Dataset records
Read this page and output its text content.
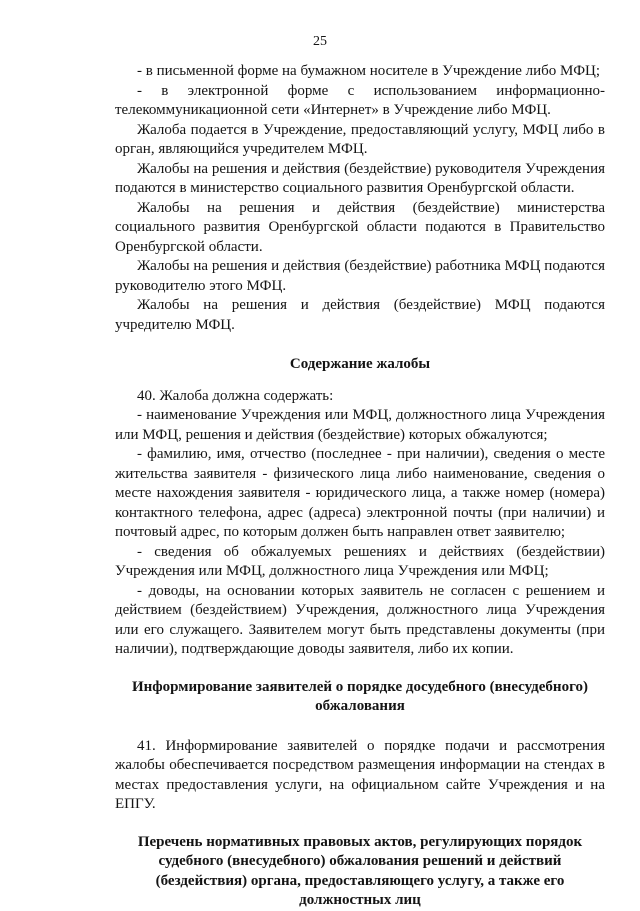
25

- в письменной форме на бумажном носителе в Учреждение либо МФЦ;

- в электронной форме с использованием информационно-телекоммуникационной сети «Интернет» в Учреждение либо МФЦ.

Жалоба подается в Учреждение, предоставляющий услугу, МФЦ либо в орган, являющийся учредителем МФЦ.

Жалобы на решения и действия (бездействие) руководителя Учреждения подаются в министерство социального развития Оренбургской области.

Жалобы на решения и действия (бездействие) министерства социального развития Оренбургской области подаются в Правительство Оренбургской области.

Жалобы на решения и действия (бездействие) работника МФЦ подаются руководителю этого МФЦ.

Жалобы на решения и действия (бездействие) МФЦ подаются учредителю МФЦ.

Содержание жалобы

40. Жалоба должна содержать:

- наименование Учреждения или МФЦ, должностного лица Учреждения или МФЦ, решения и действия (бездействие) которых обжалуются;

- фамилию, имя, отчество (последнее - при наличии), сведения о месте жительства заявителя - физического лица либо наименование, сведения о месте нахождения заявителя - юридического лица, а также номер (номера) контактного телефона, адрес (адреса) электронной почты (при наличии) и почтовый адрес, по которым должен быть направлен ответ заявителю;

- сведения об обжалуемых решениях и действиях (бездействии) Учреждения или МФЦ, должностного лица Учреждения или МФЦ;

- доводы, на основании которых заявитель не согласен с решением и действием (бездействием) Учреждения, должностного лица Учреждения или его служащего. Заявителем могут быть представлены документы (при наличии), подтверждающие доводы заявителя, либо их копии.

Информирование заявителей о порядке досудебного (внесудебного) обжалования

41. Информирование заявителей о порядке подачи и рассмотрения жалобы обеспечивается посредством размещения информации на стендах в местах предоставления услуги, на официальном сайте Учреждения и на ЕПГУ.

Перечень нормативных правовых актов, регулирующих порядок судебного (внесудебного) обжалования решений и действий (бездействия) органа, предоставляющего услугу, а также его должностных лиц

* * *

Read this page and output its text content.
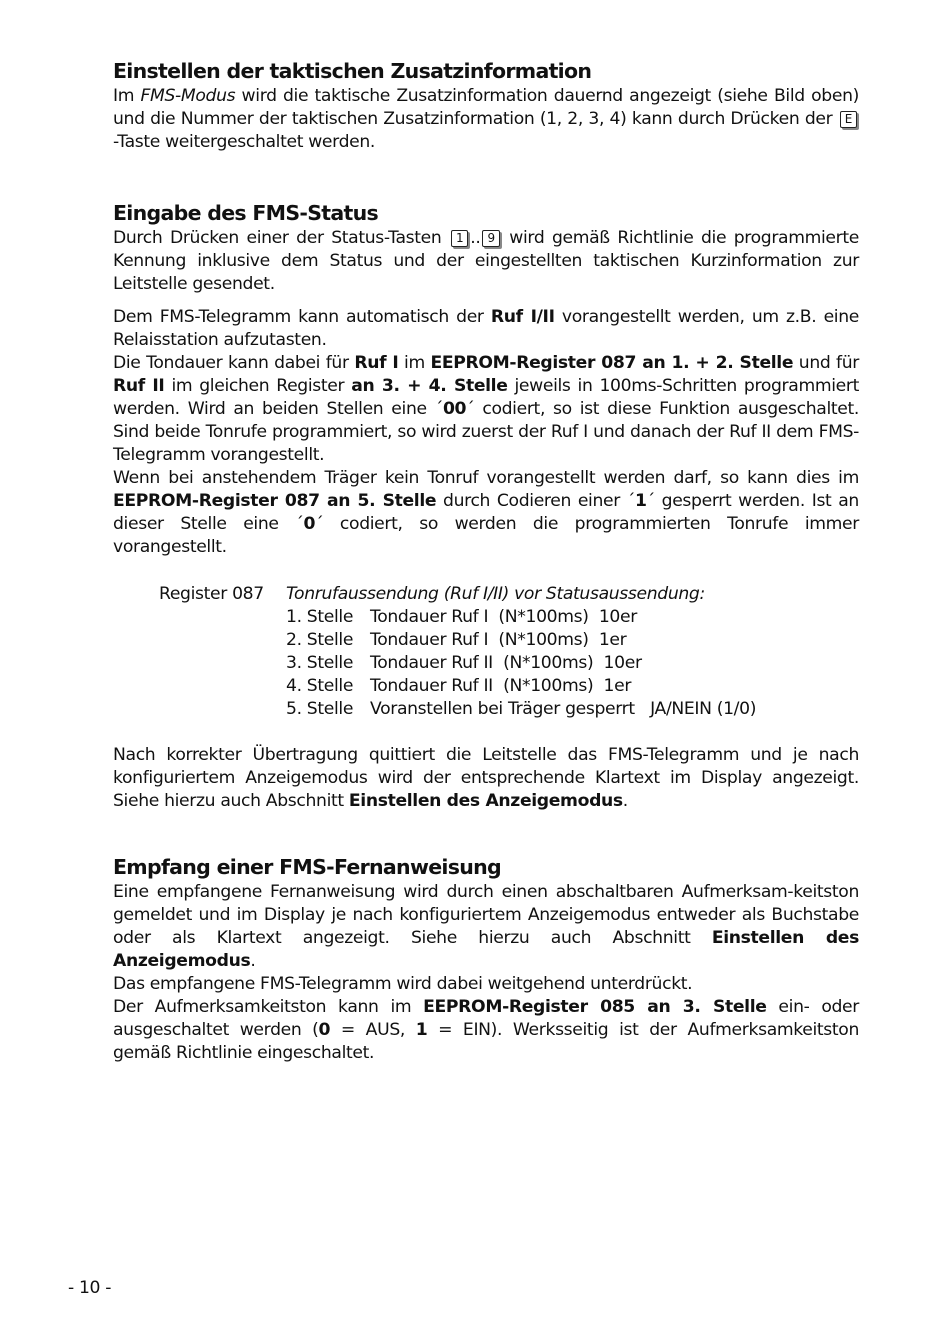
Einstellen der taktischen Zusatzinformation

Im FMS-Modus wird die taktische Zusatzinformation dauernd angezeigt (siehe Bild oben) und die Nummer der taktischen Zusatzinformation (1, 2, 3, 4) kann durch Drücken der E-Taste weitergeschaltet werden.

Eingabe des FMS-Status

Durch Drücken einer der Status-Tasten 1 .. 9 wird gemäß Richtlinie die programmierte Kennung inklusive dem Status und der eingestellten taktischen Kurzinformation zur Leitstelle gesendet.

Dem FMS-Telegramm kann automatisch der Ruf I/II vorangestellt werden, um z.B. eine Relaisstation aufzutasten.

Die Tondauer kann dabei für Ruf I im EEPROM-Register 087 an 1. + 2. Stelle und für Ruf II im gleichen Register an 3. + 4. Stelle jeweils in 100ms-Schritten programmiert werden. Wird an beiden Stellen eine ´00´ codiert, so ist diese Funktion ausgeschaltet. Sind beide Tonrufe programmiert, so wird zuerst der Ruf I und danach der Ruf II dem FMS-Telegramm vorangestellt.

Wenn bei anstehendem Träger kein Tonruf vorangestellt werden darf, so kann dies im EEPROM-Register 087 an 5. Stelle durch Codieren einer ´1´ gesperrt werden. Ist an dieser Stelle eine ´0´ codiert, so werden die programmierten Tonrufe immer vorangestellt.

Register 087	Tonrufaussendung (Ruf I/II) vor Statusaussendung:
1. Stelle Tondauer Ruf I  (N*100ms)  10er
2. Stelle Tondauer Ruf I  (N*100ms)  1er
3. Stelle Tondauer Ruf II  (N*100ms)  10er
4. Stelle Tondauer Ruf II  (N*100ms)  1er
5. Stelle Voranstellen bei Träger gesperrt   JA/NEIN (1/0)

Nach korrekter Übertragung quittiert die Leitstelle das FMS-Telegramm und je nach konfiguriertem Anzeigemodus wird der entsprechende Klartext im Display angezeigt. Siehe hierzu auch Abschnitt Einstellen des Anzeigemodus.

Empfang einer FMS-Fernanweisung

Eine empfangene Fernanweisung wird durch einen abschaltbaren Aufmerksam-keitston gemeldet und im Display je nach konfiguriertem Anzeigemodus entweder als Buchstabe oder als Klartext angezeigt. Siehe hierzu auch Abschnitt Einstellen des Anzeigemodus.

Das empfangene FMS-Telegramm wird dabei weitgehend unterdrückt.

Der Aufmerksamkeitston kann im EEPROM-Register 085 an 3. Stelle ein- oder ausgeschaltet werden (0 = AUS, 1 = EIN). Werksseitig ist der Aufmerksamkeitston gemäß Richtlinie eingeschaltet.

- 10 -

- What is being asked -
Return every line in the listing that contains the word "заявителей".

- Exercise response -
Информирование заявителей о порядке досудебного (внесудебного) обжалования
41. Информирование заявителей о порядке подачи и рассмотрения жалобы обеспечивается посредством размещения информации на стендах в местах предоставления услуги, на официальном сайте Учреждения и на ЕПГУ.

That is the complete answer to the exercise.